YOUR OBJECTIVE - Reproduce the full listing that appears beneath this instruction exactly.

start DATA FOR THIS EXERCISE

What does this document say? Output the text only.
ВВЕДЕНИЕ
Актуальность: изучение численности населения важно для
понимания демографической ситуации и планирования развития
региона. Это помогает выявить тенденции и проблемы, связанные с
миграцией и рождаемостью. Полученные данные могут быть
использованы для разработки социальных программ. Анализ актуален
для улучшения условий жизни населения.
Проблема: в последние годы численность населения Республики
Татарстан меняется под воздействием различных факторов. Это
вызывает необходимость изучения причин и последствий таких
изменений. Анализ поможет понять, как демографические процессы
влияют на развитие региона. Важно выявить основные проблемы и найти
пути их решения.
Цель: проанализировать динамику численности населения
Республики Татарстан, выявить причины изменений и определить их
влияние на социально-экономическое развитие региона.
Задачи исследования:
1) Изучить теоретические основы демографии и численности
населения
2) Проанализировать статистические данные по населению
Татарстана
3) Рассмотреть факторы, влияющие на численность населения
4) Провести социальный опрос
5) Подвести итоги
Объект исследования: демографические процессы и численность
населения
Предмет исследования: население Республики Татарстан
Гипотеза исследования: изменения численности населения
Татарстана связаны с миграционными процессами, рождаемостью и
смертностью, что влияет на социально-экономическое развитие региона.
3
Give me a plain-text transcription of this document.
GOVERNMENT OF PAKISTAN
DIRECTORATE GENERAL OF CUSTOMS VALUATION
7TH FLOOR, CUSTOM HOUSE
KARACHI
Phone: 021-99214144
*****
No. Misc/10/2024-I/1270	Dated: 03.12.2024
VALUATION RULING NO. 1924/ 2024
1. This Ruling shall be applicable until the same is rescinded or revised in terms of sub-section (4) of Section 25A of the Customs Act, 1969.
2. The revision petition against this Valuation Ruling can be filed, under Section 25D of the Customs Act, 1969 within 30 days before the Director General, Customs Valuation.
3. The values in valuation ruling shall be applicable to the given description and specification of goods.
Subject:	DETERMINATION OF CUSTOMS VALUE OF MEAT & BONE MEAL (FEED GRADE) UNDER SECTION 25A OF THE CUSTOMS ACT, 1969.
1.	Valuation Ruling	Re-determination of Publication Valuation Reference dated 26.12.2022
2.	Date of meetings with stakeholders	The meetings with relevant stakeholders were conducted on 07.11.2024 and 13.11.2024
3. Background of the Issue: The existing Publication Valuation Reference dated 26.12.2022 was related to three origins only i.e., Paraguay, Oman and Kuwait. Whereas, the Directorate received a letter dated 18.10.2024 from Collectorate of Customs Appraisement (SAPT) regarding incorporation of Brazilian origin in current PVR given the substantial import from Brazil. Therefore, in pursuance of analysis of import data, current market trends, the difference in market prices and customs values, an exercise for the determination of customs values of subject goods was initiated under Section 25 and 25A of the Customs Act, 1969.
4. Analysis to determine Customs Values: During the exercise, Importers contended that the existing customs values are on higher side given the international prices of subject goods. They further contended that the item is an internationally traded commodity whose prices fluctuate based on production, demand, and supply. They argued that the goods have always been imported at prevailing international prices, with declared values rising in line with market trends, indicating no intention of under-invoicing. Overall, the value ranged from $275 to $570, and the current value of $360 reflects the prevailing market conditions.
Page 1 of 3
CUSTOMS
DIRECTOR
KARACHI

end DATA FOR THIS EXERCISE

FULL RESPONSE -
What does this document say? Output the text only.
ВВЕДЕНИЕ
Актуальность: изучение численности населения важно для
понимания демографической ситуации и планирования развития
региона. Это помогает выявить тенденции и проблемы, связанные с
миграцией и рождаемостью. Полученные данные могут быть
использованы для разработки социальных программ. Анализ актуален
для улучшения условий жизни населения.
Проблема: в последние годы численность населения Республики
Татарстан меняется под воздействием различных факторов. Это
вызывает необходимость изучения причин и последствий таких
изменений. Анализ поможет понять, как демографические процессы
влияют на развитие региона. Важно выявить основные проблемы и найти
пути их решения.
Цель: проанализировать динамику численности населения
Республики Татарстан, выявить причины изменений и определить их
влияние на социально-экономическое развитие региона.
Задачи исследования:
1) Изучить теоретические основы демографии и численности
населения
2) Проанализировать статистические данные по населению
Татарстана
3) Рассмотреть факторы, влияющие на численность населения
4) Провести социальный опрос
5) Подвести итоги
Объект исследования: демографические процессы и численность
населения
Предмет исследования: население Республики Татарстан
Гипотеза исследования: изменения численности населения
Татарстана связаны с миграционными процессами, рождаемостью и
смертностью, что влияет на социально-экономическое развитие региона.
3
Give me a plain-text transcription of this document.
GOVERNMENT OF PAKISTAN
DIRECTORATE GENERAL OF CUSTOMS VALUATION
7TH FLOOR, CUSTOM HOUSE
KARACHI
Phone: 021-99214144
*****
No. Misc/10/2024-I/1270	Dated: 03.12.2024
VALUATION RULING NO. 1924/ 2024
1. This Ruling shall be applicable until the same is rescinded or revised in terms of sub-section (4) of Section 25A of the Customs Act, 1969.
2. The revision petition against this Valuation Ruling can be filed, under Section 25D of the Customs Act, 1969 within 30 days before the Director General, Customs Valuation.
3. The values in valuation ruling shall be applicable to the given description and specification of goods.
Subject:	DETERMINATION OF CUSTOMS VALUE OF MEAT & BONE MEAL (FEED GRADE) UNDER SECTION 25A OF THE CUSTOMS ACT, 1969.
1.	Valuation Ruling	Re-determination of Publication Valuation Reference dated 26.12.2022
2.	Date of meetings with stakeholders	The meetings with relevant stakeholders were conducted on 07.11.2024 and 13.11.2024
3. Background of the Issue: The existing Publication Valuation Reference dated 26.12.2022 was related to three origins only i.e., Paraguay, Oman and Kuwait. Whereas, the Directorate received a letter dated 18.10.2024 from Collectorate of Customs Appraisement (SAPT) regarding incorporation of Brazilian origin in current PVR given the substantial import from Brazil. Therefore, in pursuance of analysis of import data, current market trends, the difference in market prices and customs values, an exercise for the determination of customs values of subject goods was initiated under Section 25 and 25A of the Customs Act, 1969.
4. Analysis to determine Customs Values: During the exercise, Importers contended that the existing customs values are on higher side given the international prices of subject goods. They further contended that the item is an internationally traded commodity whose prices fluctuate based on production, demand, and supply. They argued that the goods have always been imported at prevailing international prices, with declared values rising in line with market trends, indicating no intention of under-invoicing. Overall, the value ranged from $275 to $570, and the current value of $360 reflects the prevailing market conditions.
Page 1 of 3
CUSTOMS
DIRECTOR
KARACHI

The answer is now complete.